# Work instructions
Search the entries for the word "legend" and pull out each line that has it.

[Dataset records]
· · · · · · ·

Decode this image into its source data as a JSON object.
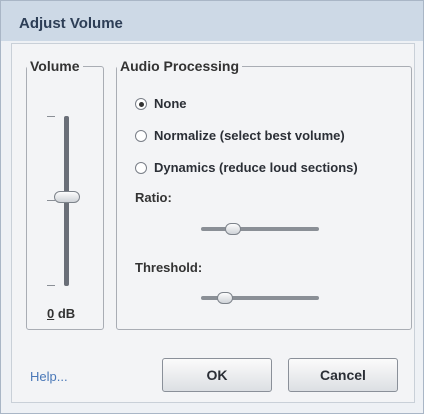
{
  "window": {
    "title": "Adjust Volume"
  },
  "volume": {
    "legend": "Volume",
    "value_number": "0",
    "value_unit": " dB",
    "level": 0.5
  },
  "audio_processing": {
    "legend": "Audio Processing",
    "options": [
      {
        "label": "None",
        "selected": true
      },
      {
        "label": "Normalize (select best volume)",
        "selected": false
      },
      {
        "label": "Dynamics (reduce loud sections)",
        "selected": false
      }
    ],
    "ratio_label": "Ratio:",
    "threshold_label": "Threshold:"
  },
  "footer": {
    "help_label": "Help...",
    "ok_label": "OK",
    "cancel_label": "Cancel"
  },
  "colors": {
    "link": "#4a78b8",
    "title_text": "#2d3e56"
  }
}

· · · · · · ·

# Response to the task
    "legend": "Volume",
    "legend": "Audio Processing",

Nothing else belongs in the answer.